======== Items
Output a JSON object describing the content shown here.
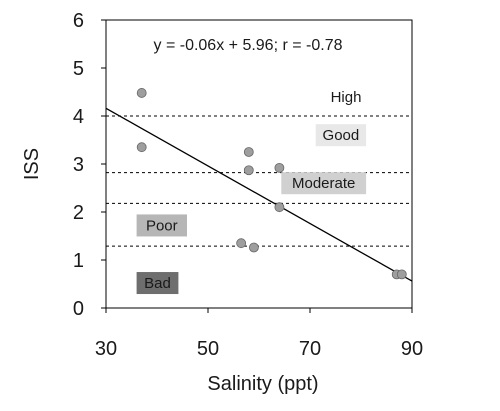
{
  "chart_data": {
    "type": "scatter",
    "xlabel": "Salinity (ppt)",
    "ylabel": "ISS",
    "xlim": [
      30,
      90
    ],
    "ylim": [
      0,
      6
    ],
    "x_ticks": [
      "30",
      "50",
      "70",
      "90"
    ],
    "y_ticks": [
      "0",
      "1",
      "2",
      "3",
      "4",
      "5",
      "6"
    ],
    "grid": false,
    "annotation": "y = -0.06x + 5.96; r = -0.78",
    "points": [
      {
        "x": 37,
        "y": 4.48
      },
      {
        "x": 37,
        "y": 3.35
      },
      {
        "x": 58,
        "y": 3.25
      },
      {
        "x": 58,
        "y": 2.87
      },
      {
        "x": 64,
        "y": 2.92
      },
      {
        "x": 64,
        "y": 2.1
      },
      {
        "x": 56.5,
        "y": 1.35
      },
      {
        "x": 59,
        "y": 1.26
      },
      {
        "x": 87,
        "y": 0.7
      },
      {
        "x": 88,
        "y": 0.7
      }
    ],
    "point_color": "#9e9e9e",
    "trendline": {
      "slope": -0.06,
      "intercept": 5.96
    },
    "thresholds": [
      4.0,
      2.82,
      2.18,
      1.29
    ],
    "classes": [
      {
        "label": "High",
        "y": 4.4,
        "x": 82,
        "anchor": "right",
        "color": "#ffffff"
      },
      {
        "label": "Good",
        "y": 3.6,
        "x": 81,
        "anchor": "right",
        "color": "#e8e8e8"
      },
      {
        "label": "Moderate",
        "y": 2.6,
        "x": 81,
        "anchor": "right",
        "color": "#d0d0d0"
      },
      {
        "label": "Poor",
        "y": 1.72,
        "x": 36,
        "anchor": "left",
        "color": "#b6b6b6"
      },
      {
        "label": "Bad",
        "y": 0.52,
        "x": 36,
        "anchor": "left",
        "color": "#6e6e6e"
      }
    ]
  }
}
================
▶ Instructions for the task
Leave the pictures out and copy the rest of the data exactly.

▶ Output for this exercise
Output a JSON object describing the content shown here.
{
  "chart_data": {
    "type": "scatter",
    "xlabel": "Salinity (ppt)",
    "ylabel": "ISS",
    "xlim": [
      30,
      90
    ],
    "ylim": [
      0,
      6
    ],
    "x_ticks": [
      "30",
      "50",
      "70",
      "90"
    ],
    "y_ticks": [
      "0",
      "1",
      "2",
      "3",
      "4",
      "5",
      "6"
    ],
    "grid": false,
    "annotation": "y = -0.06x + 5.96; r = -0.78",
    "points": [
      {
        "x": 37,
        "y": 4.48
      },
      {
        "x": 37,
        "y": 3.35
      },
      {
        "x": 58,
        "y": 3.25
      },
      {
        "x": 58,
        "y": 2.87
      },
      {
        "x": 64,
        "y": 2.92
      },
      {
        "x": 64,
        "y": 2.1
      },
      {
        "x": 56.5,
        "y": 1.35
      },
      {
        "x": 59,
        "y": 1.26
      },
      {
        "x": 87,
        "y": 0.7
      },
      {
        "x": 88,
        "y": 0.7
      }
    ],
    "point_color": "#9e9e9e",
    "trendline": {
      "slope": -0.06,
      "intercept": 5.96
    },
    "thresholds": [
      4.0,
      2.82,
      2.18,
      1.29
    ],
    "classes": [
      {
        "label": "High",
        "y": 4.4,
        "x": 82,
        "anchor": "right",
        "color": "#ffffff"
      },
      {
        "label": "Good",
        "y": 3.6,
        "x": 81,
        "anchor": "right",
        "color": "#e8e8e8"
      },
      {
        "label": "Moderate",
        "y": 2.6,
        "x": 81,
        "anchor": "right",
        "color": "#d0d0d0"
      },
      {
        "label": "Poor",
        "y": 1.72,
        "x": 36,
        "anchor": "left",
        "color": "#b6b6b6"
      },
      {
        "label": "Bad",
        "y": 0.52,
        "x": 36,
        "anchor": "left",
        "color": "#6e6e6e"
      }
    ]
  }
}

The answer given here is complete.